» **Task data**
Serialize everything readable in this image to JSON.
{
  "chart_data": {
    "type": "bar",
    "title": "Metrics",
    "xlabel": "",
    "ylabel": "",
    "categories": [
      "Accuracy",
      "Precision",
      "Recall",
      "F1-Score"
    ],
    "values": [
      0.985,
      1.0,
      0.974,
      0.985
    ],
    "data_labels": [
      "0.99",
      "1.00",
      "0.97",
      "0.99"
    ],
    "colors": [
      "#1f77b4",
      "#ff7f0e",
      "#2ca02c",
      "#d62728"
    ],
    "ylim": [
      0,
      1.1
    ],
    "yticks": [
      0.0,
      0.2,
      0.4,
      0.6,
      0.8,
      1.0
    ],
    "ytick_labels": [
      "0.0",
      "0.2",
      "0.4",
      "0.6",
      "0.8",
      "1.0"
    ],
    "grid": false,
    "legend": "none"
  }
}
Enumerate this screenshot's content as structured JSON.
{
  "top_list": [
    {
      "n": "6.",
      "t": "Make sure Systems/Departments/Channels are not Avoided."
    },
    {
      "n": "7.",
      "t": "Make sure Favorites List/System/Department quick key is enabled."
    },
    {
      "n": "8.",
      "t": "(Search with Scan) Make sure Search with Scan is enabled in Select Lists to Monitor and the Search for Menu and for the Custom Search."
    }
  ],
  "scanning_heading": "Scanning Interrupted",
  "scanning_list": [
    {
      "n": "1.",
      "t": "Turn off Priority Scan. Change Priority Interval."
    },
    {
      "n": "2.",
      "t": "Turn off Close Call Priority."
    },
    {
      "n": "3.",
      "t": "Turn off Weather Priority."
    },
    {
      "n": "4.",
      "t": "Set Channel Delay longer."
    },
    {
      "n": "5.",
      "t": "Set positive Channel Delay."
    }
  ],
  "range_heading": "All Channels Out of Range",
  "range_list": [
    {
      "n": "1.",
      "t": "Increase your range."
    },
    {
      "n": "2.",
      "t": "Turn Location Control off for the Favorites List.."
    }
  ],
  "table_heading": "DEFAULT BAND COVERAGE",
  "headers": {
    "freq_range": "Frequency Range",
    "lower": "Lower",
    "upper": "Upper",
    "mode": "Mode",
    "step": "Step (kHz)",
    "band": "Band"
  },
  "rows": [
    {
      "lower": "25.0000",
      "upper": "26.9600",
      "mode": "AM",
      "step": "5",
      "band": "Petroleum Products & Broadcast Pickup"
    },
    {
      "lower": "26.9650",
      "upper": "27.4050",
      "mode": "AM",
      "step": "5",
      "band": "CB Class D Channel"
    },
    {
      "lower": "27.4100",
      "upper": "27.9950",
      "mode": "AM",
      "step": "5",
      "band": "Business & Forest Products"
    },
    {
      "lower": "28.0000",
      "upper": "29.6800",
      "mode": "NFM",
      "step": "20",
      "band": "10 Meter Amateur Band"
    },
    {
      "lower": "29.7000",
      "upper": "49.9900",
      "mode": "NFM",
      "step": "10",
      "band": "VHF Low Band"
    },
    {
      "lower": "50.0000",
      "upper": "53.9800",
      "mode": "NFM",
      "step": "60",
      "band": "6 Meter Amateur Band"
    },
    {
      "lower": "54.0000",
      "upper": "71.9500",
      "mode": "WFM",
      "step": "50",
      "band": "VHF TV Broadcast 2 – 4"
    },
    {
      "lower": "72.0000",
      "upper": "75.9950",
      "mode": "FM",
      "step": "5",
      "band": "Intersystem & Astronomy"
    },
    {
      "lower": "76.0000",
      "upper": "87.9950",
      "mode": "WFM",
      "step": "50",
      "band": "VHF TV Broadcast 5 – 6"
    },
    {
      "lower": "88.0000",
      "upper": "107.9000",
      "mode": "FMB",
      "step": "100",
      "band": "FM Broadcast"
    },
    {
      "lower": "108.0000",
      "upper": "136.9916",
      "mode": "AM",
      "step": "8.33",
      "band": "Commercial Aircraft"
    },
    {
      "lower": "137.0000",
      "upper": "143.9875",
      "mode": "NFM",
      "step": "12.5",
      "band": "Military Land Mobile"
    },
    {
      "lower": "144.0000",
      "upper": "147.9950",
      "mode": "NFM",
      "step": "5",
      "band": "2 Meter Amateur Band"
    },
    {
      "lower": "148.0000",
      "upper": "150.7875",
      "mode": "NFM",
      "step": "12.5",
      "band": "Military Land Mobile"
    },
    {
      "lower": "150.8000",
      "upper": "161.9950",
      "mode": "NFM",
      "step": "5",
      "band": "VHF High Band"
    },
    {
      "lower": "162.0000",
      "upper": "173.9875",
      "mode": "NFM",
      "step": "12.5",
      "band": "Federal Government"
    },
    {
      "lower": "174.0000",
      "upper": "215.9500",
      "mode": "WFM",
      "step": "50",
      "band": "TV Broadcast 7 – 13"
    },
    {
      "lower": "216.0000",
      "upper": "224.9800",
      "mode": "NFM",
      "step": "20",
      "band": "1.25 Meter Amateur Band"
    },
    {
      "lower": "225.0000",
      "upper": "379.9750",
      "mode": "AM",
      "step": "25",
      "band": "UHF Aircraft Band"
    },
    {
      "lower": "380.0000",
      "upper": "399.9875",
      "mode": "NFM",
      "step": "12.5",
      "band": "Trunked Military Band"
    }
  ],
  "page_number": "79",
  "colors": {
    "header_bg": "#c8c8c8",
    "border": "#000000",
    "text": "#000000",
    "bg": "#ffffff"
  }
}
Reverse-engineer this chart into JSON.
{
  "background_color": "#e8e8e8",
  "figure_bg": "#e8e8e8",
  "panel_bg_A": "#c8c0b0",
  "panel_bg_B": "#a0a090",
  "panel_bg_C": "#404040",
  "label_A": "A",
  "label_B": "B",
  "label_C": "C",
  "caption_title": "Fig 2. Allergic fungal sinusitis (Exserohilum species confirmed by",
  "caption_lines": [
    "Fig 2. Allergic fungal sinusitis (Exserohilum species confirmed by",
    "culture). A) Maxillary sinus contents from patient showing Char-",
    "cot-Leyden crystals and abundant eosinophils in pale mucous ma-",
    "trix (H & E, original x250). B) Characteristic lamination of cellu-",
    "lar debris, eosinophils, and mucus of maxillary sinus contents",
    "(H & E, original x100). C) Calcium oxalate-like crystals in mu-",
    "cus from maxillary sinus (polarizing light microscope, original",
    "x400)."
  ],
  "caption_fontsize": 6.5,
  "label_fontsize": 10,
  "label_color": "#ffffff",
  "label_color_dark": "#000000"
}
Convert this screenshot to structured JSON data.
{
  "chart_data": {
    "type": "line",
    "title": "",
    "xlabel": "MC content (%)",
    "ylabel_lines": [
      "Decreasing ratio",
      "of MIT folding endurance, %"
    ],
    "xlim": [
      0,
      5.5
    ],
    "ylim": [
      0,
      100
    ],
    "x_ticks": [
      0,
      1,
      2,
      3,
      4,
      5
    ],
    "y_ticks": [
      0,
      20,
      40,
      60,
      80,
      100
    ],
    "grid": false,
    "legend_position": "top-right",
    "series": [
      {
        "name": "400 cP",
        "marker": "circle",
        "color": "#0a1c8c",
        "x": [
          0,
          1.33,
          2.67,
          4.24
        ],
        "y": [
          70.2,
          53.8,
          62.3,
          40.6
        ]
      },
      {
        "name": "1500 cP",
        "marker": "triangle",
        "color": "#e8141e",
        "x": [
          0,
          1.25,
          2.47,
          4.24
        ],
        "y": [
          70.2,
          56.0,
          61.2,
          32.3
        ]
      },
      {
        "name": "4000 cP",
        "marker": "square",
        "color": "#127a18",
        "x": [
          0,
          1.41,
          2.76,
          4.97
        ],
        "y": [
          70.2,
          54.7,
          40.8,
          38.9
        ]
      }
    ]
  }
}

» **Instruction**
Copy out every line from the data above that has "sure" in it.

» **The answer**
      "t": "Make sure Systems/Departments/Channels are not Avoided."
      "t": "Make sure Favorites List/System/Department quick key is enabled."
      "t": "(Search with Scan) Make sure Search with Scan is enabled in Select Lists to Monitor and the Search for Menu and for the Custom Search."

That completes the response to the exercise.